## Items
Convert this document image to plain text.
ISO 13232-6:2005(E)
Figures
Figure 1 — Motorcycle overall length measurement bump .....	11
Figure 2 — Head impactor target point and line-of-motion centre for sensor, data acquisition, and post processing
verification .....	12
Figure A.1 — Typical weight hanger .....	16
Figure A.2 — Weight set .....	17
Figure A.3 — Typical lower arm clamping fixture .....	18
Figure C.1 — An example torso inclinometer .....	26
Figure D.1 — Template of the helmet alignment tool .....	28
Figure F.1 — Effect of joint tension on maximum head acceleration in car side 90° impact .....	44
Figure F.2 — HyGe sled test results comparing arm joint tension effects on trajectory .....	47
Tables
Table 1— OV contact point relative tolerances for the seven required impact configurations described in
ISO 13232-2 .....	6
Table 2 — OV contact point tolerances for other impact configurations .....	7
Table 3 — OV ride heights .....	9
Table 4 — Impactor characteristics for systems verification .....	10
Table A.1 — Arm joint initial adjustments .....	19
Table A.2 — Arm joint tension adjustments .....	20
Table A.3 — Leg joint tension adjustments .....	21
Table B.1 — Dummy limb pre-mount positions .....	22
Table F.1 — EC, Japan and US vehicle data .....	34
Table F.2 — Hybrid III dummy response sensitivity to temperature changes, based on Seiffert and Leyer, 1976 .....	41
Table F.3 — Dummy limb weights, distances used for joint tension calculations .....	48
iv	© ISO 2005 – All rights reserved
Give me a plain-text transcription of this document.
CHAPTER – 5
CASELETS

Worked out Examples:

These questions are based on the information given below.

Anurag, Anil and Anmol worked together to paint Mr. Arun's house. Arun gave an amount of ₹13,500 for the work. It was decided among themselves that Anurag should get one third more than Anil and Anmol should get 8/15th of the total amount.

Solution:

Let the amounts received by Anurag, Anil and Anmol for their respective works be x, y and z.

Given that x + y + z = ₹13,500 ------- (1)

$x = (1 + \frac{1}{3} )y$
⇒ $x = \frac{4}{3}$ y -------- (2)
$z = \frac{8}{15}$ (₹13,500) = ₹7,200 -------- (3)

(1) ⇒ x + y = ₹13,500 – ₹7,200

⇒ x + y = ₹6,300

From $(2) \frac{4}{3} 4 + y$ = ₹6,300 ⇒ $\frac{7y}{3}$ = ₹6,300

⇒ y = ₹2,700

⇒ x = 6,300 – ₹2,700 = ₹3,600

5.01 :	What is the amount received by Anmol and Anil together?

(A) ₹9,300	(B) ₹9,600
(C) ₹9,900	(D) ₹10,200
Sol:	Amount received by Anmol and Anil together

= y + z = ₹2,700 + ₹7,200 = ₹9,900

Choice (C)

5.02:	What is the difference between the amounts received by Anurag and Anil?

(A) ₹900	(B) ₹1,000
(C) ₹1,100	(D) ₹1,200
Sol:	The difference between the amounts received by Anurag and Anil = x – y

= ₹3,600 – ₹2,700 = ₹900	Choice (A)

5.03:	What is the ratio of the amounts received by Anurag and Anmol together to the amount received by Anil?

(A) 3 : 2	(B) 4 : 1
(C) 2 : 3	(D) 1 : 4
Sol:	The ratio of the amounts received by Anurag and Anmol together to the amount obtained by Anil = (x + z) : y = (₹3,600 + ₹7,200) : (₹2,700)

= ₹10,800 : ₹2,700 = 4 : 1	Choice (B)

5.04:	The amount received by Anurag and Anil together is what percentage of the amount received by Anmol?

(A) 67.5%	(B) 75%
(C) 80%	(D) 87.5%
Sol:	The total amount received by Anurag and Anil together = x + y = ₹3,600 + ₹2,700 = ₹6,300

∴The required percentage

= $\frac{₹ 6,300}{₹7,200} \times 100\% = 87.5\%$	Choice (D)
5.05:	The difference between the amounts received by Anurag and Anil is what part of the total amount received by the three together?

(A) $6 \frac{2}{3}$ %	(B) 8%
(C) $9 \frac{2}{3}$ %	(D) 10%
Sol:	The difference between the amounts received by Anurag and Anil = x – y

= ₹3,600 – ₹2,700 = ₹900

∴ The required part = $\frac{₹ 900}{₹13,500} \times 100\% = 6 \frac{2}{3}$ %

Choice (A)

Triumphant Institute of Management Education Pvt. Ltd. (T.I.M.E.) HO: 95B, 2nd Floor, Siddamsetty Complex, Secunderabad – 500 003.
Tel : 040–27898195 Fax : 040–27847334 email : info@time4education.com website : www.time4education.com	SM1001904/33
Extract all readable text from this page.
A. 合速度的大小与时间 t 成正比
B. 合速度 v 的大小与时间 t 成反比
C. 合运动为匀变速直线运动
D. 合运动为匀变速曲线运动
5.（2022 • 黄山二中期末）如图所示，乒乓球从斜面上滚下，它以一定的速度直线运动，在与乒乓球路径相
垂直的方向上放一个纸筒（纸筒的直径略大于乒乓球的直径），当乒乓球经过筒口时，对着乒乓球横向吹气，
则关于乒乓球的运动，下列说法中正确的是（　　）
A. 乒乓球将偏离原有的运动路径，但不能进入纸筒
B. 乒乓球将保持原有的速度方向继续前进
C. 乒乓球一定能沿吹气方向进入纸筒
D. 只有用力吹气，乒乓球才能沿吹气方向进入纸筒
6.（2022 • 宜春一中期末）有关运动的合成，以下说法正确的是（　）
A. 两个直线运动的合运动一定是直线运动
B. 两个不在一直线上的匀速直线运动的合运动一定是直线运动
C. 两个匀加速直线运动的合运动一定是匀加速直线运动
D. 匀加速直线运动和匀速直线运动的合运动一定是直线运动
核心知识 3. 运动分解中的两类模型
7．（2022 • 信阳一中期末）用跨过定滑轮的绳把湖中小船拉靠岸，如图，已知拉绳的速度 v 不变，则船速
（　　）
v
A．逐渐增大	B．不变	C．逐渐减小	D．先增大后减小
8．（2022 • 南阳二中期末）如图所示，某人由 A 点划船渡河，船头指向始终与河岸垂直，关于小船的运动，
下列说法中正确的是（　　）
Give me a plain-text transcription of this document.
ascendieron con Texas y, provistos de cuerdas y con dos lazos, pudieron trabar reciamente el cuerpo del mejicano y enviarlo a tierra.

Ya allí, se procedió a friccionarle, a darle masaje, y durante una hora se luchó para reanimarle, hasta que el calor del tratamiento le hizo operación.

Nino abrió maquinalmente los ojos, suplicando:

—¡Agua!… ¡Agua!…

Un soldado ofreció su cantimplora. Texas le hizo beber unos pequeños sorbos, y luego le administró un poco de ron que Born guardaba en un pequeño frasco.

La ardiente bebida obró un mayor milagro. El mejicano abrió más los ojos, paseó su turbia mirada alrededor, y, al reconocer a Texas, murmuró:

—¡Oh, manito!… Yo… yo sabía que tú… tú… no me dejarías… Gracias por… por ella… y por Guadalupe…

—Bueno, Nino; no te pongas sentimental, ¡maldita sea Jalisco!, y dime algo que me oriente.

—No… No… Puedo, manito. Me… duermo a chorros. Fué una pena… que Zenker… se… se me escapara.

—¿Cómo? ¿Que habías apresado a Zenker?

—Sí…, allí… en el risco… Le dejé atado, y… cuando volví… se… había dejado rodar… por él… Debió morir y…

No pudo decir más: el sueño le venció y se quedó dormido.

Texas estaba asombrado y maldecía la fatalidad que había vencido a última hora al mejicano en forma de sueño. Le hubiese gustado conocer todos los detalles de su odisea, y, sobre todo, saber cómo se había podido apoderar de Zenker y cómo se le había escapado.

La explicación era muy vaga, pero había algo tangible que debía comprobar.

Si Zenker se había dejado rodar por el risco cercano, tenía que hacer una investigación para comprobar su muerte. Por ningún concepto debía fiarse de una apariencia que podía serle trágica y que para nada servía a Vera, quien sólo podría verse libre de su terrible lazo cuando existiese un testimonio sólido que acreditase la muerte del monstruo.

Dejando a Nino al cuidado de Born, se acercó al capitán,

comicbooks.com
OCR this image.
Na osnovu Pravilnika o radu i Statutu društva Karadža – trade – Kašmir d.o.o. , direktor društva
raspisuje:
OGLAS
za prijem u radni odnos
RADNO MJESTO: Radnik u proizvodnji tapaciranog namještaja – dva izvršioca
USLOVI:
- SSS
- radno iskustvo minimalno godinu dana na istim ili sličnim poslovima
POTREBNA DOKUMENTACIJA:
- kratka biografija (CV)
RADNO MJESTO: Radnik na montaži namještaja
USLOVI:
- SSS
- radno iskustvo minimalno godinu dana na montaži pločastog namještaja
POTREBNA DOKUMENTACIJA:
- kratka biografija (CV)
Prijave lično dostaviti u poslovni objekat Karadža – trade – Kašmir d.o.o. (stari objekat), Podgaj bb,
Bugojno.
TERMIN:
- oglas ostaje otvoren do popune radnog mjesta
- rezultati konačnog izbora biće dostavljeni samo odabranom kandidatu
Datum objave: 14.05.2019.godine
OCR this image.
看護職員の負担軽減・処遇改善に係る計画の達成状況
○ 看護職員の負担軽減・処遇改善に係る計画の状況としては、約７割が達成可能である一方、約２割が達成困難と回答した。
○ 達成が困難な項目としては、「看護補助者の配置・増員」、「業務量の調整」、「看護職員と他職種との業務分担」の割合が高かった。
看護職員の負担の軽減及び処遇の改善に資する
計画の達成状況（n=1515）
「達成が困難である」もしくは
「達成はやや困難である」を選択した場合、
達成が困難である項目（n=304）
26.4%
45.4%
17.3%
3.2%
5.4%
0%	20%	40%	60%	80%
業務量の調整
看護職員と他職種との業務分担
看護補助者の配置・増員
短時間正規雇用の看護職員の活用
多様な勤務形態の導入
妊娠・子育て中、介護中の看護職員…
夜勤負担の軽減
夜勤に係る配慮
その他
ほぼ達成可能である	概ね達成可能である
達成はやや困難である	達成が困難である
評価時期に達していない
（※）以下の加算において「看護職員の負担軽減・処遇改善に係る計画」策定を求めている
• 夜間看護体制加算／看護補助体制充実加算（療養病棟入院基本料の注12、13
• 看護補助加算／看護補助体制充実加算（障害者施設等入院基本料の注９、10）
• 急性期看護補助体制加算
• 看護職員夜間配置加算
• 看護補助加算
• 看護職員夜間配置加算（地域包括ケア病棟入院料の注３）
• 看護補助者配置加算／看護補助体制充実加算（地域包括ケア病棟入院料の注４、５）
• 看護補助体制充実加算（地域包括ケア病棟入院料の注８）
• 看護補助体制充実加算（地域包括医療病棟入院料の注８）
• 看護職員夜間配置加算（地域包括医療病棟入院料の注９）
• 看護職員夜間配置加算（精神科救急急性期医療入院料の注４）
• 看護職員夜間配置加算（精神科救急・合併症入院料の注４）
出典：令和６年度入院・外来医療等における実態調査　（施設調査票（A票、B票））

## What is required
Give every line of the material that includes the string "看護補助加算".

## The completed task
• 看護補助加算／看護補助体制充実加算（障害者施設等入院基本料の注９、10）
• 看護補助加算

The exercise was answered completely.